» Exercise directions:
Check each line of the data below for the word "page", then extract the ones that have it.

_ _ _ _

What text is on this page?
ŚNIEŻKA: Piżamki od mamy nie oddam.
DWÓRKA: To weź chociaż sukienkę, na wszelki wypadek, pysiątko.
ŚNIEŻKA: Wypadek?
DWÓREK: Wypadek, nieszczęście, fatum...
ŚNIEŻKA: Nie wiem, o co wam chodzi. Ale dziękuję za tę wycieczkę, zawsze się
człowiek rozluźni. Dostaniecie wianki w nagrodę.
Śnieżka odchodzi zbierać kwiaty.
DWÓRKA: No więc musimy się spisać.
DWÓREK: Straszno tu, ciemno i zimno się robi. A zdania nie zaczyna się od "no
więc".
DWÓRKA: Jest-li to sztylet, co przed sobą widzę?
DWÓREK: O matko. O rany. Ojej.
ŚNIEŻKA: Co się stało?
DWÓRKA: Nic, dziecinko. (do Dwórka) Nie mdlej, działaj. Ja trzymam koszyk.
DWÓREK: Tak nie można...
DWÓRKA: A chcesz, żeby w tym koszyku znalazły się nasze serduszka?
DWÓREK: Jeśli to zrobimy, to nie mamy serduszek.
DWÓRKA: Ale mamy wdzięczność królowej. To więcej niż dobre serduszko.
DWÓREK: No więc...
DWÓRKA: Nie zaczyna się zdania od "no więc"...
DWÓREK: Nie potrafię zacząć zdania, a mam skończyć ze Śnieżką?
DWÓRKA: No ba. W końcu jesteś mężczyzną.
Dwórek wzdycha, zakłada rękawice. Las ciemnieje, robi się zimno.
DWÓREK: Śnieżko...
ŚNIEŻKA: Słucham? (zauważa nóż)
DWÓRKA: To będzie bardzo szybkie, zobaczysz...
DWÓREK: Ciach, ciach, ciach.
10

_ _ _ _

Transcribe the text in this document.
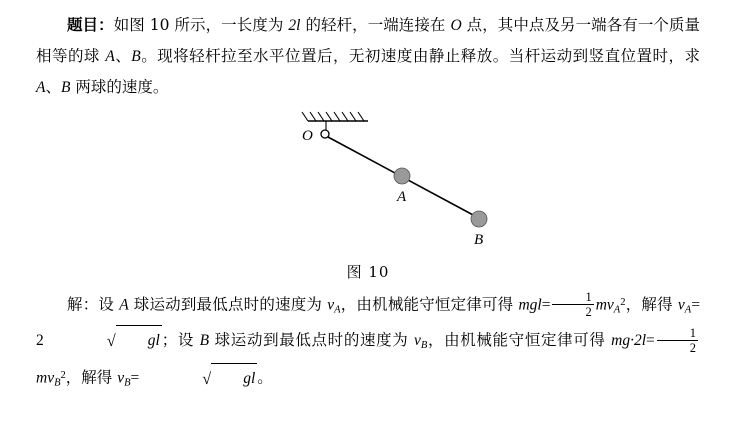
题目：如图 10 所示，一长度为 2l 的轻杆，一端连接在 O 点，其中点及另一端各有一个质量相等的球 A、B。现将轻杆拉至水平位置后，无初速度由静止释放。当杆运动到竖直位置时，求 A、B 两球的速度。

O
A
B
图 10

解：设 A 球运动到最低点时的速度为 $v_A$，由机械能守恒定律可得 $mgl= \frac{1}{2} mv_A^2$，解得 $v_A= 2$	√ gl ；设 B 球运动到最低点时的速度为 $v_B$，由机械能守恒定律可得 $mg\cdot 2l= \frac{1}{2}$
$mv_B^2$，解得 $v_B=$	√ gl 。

_ _ _ _

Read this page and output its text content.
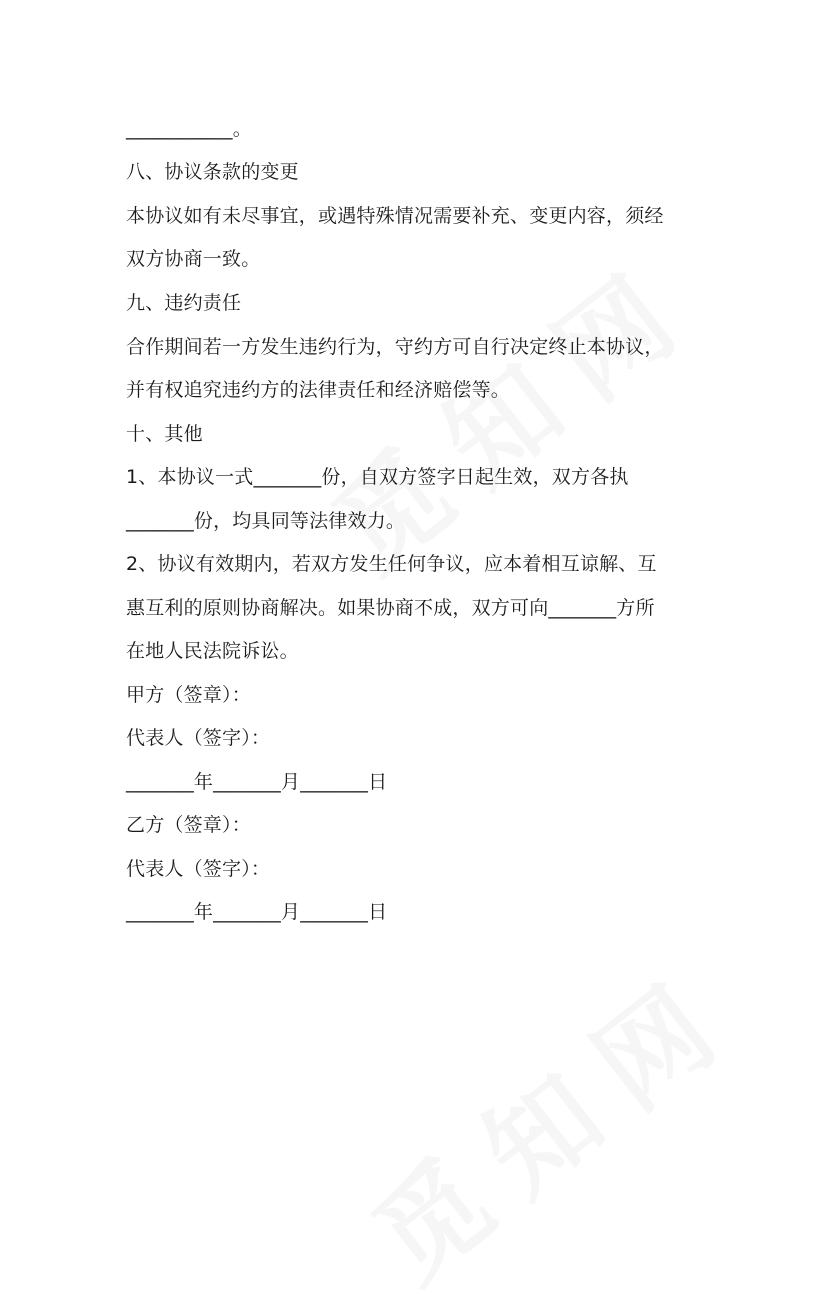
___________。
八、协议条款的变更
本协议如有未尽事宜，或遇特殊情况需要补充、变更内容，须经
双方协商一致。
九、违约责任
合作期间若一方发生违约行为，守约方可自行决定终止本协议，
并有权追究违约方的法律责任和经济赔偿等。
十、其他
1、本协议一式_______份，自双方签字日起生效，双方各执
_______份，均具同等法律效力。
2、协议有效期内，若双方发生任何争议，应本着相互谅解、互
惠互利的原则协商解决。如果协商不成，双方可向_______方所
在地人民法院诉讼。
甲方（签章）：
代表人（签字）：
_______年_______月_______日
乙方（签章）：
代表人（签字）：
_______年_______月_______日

_ _ _ _

» Result below:
What text is on this page?
Read this page and output its text content.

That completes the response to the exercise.